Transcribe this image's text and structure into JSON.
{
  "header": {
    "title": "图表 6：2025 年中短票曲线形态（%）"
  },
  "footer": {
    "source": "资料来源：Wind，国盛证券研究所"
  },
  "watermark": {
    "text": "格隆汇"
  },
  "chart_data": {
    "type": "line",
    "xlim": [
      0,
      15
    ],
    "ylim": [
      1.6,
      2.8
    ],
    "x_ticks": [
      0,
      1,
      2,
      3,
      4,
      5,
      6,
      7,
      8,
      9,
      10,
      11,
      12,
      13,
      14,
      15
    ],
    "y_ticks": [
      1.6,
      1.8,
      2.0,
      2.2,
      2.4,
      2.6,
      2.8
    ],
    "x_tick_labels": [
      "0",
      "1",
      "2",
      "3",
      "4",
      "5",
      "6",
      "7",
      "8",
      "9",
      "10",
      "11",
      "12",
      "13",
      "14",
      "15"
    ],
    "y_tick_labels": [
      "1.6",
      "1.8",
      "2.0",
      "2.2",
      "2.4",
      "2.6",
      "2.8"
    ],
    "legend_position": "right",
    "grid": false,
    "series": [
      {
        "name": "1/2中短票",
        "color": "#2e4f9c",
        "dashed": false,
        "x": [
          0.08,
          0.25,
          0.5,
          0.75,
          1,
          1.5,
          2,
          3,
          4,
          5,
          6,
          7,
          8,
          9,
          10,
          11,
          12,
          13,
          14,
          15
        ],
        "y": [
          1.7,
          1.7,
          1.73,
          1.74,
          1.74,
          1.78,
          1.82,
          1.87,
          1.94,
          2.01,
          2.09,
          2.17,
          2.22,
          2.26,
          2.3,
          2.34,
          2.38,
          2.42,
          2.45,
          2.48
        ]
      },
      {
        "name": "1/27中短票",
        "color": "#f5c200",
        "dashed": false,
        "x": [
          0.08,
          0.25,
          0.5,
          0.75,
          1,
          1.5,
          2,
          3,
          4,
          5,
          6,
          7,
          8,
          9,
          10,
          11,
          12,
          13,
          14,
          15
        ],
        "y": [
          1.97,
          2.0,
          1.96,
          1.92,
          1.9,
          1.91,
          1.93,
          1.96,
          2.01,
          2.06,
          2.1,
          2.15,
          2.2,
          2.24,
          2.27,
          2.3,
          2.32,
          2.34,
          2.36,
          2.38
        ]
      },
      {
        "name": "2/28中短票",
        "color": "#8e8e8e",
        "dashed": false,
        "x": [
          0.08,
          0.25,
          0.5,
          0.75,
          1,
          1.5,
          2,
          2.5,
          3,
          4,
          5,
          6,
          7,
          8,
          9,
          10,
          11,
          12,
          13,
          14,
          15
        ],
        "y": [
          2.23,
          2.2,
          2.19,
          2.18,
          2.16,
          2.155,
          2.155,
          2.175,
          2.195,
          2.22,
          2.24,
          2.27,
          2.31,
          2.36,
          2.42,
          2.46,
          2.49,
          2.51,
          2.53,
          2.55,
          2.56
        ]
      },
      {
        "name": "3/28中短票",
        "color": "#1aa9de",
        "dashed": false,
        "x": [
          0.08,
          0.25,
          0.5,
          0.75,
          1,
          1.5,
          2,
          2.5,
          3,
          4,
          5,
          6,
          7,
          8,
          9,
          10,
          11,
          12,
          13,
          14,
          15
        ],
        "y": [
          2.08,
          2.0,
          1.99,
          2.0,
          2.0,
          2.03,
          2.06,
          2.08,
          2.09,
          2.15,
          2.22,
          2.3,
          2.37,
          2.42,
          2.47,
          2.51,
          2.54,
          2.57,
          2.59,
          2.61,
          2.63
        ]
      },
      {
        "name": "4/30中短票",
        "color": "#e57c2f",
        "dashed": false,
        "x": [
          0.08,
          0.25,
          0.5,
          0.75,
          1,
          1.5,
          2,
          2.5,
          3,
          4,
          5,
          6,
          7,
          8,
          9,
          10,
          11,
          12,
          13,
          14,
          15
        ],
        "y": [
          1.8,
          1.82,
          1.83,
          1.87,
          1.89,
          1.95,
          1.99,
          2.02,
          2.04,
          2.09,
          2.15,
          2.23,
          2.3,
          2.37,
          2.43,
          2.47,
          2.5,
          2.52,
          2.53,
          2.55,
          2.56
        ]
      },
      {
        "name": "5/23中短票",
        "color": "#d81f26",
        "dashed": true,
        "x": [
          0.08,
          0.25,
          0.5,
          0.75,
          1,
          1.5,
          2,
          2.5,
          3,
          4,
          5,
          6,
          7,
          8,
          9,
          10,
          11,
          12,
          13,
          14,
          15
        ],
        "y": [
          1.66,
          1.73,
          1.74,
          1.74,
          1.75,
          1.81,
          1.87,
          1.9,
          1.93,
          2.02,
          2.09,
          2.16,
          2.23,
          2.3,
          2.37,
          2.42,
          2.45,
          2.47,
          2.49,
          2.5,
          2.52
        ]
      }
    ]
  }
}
● ● ●
▶ _Problem requirements_
Scan the material above. Copy each line that holds the word "color".

▶ _Answer to the problem_
        "color": "#2e4f9c",
        "color": "#f5c200",
        "color": "#8e8e8e",
        "color": "#1aa9de",
        "color": "#e57c2f",
        "color": "#d81f26",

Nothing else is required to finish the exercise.